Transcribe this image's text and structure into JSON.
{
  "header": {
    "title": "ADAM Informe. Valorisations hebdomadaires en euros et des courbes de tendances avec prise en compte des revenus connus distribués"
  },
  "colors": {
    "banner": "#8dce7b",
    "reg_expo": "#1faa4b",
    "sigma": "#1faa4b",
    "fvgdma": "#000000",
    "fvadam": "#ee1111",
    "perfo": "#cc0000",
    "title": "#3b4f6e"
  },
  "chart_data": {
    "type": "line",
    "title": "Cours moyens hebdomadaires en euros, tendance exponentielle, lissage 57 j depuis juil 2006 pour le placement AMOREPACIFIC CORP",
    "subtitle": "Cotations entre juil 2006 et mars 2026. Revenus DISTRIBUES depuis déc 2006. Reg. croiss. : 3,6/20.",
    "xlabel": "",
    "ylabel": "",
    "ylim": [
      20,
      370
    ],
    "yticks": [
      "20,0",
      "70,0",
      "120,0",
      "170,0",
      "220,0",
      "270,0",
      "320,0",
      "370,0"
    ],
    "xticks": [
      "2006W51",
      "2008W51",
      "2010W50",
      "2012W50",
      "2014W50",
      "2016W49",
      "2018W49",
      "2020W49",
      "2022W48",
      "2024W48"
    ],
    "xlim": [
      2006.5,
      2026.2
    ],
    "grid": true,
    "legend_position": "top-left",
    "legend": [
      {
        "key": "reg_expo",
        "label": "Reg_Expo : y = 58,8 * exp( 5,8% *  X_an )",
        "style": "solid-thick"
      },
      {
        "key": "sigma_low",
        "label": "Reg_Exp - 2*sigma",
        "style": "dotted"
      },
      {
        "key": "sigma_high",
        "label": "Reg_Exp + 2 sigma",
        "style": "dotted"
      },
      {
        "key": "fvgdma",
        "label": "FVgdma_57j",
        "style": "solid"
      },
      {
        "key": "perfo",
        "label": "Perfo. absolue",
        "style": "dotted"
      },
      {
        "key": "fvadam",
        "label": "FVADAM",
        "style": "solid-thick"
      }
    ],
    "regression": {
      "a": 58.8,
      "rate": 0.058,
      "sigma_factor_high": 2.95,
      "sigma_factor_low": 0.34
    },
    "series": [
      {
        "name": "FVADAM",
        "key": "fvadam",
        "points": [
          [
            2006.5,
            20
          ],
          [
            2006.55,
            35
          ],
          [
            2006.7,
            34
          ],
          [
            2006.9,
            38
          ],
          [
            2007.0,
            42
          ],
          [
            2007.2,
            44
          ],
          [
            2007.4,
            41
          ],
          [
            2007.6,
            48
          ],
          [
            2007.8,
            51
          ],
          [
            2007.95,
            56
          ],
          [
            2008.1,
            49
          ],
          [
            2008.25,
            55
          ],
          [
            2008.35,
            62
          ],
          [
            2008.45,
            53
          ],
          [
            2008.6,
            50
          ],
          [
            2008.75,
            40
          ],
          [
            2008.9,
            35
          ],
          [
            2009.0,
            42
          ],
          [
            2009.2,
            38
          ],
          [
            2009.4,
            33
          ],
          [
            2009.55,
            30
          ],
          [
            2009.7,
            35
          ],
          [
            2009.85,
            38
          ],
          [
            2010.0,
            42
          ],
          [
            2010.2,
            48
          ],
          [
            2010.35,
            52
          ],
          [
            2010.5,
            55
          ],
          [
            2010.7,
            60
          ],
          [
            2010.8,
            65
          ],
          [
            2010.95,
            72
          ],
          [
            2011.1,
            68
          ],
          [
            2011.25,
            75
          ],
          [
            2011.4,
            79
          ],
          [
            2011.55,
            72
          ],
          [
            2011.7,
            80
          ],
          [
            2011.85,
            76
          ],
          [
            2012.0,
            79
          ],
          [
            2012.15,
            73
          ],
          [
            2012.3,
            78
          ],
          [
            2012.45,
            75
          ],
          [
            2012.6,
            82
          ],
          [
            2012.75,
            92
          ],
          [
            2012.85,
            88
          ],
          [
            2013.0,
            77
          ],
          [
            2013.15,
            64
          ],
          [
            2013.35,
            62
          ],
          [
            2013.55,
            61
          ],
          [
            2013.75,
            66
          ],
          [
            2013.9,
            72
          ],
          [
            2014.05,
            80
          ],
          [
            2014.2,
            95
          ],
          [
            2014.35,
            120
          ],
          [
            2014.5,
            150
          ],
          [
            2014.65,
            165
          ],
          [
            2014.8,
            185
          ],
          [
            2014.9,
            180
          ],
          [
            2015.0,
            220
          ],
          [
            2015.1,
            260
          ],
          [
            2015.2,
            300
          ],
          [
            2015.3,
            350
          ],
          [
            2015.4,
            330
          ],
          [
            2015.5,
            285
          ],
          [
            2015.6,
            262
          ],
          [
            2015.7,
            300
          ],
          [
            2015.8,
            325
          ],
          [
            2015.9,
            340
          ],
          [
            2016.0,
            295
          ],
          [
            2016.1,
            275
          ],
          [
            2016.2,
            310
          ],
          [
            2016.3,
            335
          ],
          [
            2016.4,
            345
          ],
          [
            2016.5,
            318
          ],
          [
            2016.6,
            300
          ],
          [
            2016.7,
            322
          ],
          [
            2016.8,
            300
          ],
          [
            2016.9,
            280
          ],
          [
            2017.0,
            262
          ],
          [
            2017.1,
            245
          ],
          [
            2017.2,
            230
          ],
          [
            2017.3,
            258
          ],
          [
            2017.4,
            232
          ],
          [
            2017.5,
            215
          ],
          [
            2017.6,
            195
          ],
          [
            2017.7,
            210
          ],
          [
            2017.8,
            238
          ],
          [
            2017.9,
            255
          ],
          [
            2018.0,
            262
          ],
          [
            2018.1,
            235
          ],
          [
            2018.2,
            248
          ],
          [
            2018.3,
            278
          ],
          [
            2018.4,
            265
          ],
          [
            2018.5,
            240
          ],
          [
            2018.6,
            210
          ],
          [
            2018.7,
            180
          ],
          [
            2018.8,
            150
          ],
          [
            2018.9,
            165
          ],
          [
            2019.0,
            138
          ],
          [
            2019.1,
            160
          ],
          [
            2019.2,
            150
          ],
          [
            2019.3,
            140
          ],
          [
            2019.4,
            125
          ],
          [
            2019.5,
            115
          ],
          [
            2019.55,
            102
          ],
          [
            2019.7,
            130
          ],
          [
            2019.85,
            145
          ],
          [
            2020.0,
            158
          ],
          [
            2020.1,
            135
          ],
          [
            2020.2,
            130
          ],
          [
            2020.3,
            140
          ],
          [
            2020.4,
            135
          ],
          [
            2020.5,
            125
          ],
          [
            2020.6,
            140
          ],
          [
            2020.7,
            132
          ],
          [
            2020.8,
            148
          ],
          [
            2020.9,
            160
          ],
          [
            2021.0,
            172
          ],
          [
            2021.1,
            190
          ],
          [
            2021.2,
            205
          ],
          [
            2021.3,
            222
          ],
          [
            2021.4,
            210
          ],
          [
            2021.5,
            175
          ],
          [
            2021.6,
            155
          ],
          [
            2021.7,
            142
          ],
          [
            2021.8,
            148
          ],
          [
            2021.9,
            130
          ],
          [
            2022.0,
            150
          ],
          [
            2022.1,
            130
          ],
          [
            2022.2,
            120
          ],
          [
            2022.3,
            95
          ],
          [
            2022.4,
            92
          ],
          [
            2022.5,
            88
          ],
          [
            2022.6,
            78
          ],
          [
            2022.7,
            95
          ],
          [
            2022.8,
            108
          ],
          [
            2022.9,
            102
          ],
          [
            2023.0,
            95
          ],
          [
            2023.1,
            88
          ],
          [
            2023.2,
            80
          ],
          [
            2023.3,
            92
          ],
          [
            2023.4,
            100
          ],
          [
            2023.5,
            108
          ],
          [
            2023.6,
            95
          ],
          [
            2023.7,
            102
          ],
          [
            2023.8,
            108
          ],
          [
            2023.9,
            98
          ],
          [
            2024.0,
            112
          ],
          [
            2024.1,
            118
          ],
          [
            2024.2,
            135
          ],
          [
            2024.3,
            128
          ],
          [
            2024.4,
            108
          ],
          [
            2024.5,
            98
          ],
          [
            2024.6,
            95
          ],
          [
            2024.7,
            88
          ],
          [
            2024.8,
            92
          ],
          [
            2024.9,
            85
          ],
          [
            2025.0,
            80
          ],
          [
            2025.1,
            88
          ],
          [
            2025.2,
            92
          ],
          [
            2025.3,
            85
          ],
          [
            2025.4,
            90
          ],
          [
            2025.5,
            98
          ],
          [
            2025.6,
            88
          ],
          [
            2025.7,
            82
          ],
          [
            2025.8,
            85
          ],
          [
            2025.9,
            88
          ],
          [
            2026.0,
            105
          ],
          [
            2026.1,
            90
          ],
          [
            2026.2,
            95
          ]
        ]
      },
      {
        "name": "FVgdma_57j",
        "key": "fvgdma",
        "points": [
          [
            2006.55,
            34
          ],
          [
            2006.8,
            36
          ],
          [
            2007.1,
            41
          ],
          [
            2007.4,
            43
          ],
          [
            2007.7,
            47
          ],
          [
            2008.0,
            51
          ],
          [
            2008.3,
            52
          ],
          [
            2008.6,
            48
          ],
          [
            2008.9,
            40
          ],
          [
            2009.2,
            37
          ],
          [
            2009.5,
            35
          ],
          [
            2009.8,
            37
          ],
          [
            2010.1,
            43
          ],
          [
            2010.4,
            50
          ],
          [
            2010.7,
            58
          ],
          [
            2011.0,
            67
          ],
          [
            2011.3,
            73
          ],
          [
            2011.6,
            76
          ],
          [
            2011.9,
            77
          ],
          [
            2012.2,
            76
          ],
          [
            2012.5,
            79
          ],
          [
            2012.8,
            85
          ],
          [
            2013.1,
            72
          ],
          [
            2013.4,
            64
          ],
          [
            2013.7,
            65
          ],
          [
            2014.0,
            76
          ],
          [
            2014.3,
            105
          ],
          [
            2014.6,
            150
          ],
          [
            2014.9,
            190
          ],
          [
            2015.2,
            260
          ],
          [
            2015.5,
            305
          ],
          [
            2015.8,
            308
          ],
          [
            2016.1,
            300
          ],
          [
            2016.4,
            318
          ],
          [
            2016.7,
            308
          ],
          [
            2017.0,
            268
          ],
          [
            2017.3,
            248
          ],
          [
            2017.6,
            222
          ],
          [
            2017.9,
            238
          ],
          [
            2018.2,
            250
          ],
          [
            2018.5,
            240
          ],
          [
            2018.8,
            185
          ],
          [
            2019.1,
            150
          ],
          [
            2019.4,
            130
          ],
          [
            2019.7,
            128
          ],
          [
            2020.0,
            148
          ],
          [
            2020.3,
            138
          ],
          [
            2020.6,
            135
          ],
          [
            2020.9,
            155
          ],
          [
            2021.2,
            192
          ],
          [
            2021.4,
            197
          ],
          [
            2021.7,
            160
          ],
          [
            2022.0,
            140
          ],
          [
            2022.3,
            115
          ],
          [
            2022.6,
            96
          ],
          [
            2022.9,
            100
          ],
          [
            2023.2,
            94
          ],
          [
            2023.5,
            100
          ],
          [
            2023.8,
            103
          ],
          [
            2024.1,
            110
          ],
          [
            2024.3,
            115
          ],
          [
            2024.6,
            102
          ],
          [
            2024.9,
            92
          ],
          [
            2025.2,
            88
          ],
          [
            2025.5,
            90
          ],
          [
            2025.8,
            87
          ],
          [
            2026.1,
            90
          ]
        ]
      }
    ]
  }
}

------------------------------------

= Exercise =
Scan the material above. Copy each line that holds the word "euros".

= Task result =
    "title": "ADAM Informe. Valorisations hebdomadaires en euros et des courbes de tendances avec prise en compte des revenus connus distribués"
    "title": "Cours moyens hebdomadaires en euros, tendance exponentielle, lissage 57 j depuis juil 2006 pour le placement AMOREPACIFIC CORP",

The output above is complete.